=== Material for this task ===
----------------------------------------

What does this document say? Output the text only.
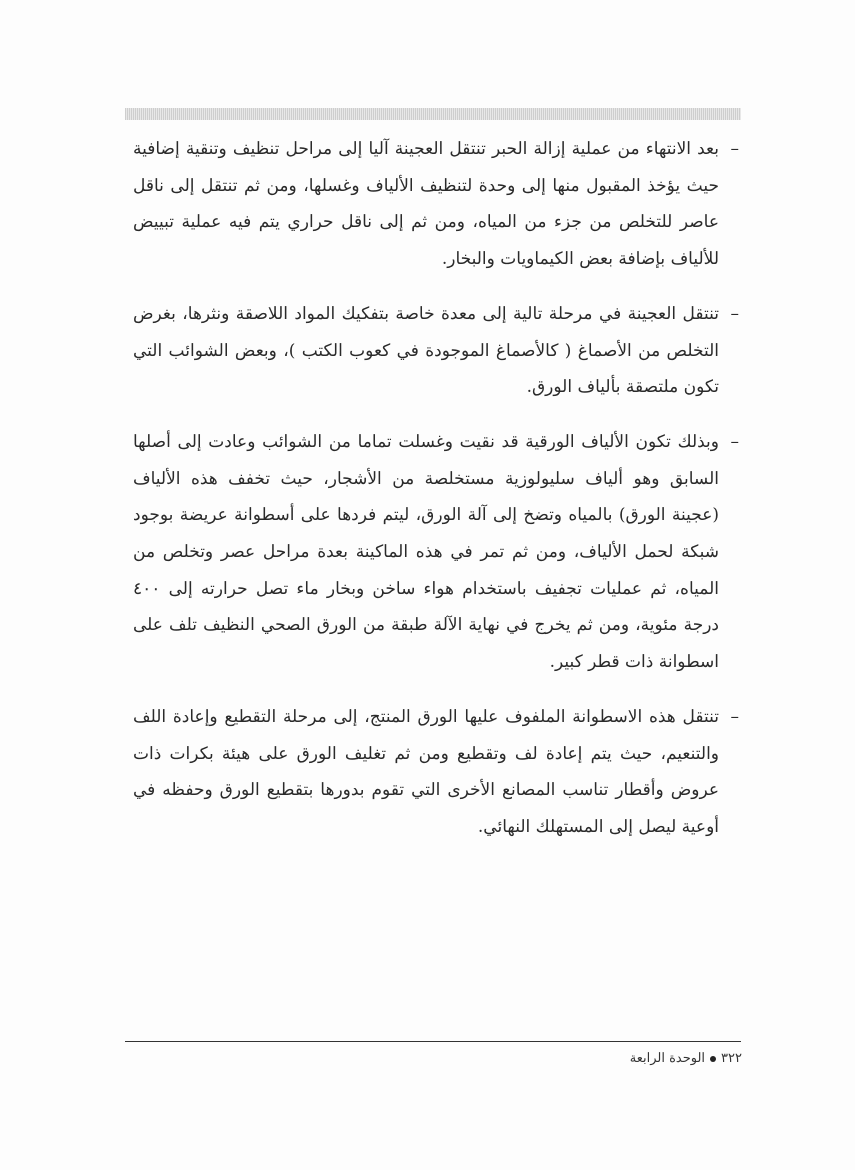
–
بعد الانتهاء من عملية إزالة الحبر تنتقل العجينة آليا إلى مراحل تنظيف وتنقية إضافية حيث يؤخذ المقبول منها إلى وحدة لتنظيف الألياف وغسلها، ومن ثم تنتقل إلى ناقل عاصر للتخلص من جزء من المياه، ومن ثم إلى ناقل حراري يتم فيه عملية تبييض للألياف بإضافة بعض الكيماويات والبخار.
–
تنتقل العجينة في مرحلة تالية إلى معدة خاصة بتفكيك المواد اللاصقة ونثرها، بغرض التخلص من الأصماغ ( كالأصماغ الموجودة في كعوب الكتب )، وبعض الشوائب التي تكون ملتصقة بألياف الورق.
–
وبذلك تكون الألياف الورقية قد نقيت وغسلت تماما من الشوائب وعادت إلى أصلها السابق وهو ألياف سليولوزية مستخلصة من الأشجار، حيث تخفف هذه الألياف (عجينة الورق) بالمياه وتضخ إلى آلة الورق، ليتم فردها على أسطوانة عريضة بوجود شبكة لحمل الألياف، ومن ثم تمر في هذه الماكينة بعدة مراحل عصر وتخلص من المياه، ثم عمليات تجفيف باستخدام هواء ساخن وبخار ماء تصل حرارته إلى ٤٠٠ درجة مئوية، ومن ثم يخرج في نهاية الآلة طبقة من الورق الصحي النظيف تلف على اسطوانة ذات قطر كبير.
–
تنتقل هذه الاسطوانة الملفوف عليها الورق المنتج، إلى مرحلة التقطيع وإعادة اللف والتنعيم، حيث يتم إعادة لف وتقطيع ومن ثم تغليف الورق على هيئة بكرات ذات عروض وأقطار تناسب المصانع الأخرى التي تقوم بدورها بتقطيع الورق وحفظه في أوعية ليصل إلى المستهلك النهائي.
٣٢٢
الوحدة الرابعة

----------------------------------------

=== Your instructions ===
Retype each entry precisely. Skip images entirely.

=== Answer for the task ===
What does this document say? Output the text only.
–
بعد الانتهاء من عملية إزالة الحبر تنتقل العجينة آليا إلى مراحل تنظيف وتنقية إضافية حيث يؤخذ المقبول منها إلى وحدة لتنظيف الألياف وغسلها، ومن ثم تنتقل إلى ناقل عاصر للتخلص من جزء من المياه، ومن ثم إلى ناقل حراري يتم فيه عملية تبييض للألياف بإضافة بعض الكيماويات والبخار.
–
تنتقل العجينة في مرحلة تالية إلى معدة خاصة بتفكيك المواد اللاصقة ونثرها، بغرض التخلص من الأصماغ ( كالأصماغ الموجودة في كعوب الكتب )، وبعض الشوائب التي تكون ملتصقة بألياف الورق.
–
وبذلك تكون الألياف الورقية قد نقيت وغسلت تماما من الشوائب وعادت إلى أصلها السابق وهو ألياف سليولوزية مستخلصة من الأشجار، حيث تخفف هذه الألياف (عجينة الورق) بالمياه وتضخ إلى آلة الورق، ليتم فردها على أسطوانة عريضة بوجود شبكة لحمل الألياف، ومن ثم تمر في هذه الماكينة بعدة مراحل عصر وتخلص من المياه، ثم عمليات تجفيف باستخدام هواء ساخن وبخار ماء تصل حرارته إلى ٤٠٠ درجة مئوية، ومن ثم يخرج في نهاية الآلة طبقة من الورق الصحي النظيف تلف على اسطوانة ذات قطر كبير.
–
تنتقل هذه الاسطوانة الملفوف عليها الورق المنتج، إلى مرحلة التقطيع وإعادة اللف والتنعيم، حيث يتم إعادة لف وتقطيع ومن ثم تغليف الورق على هيئة بكرات ذات عروض وأقطار تناسب المصانع الأخرى التي تقوم بدورها بتقطيع الورق وحفظه في أوعية ليصل إلى المستهلك النهائي.
٣٢٢
الوحدة الرابعة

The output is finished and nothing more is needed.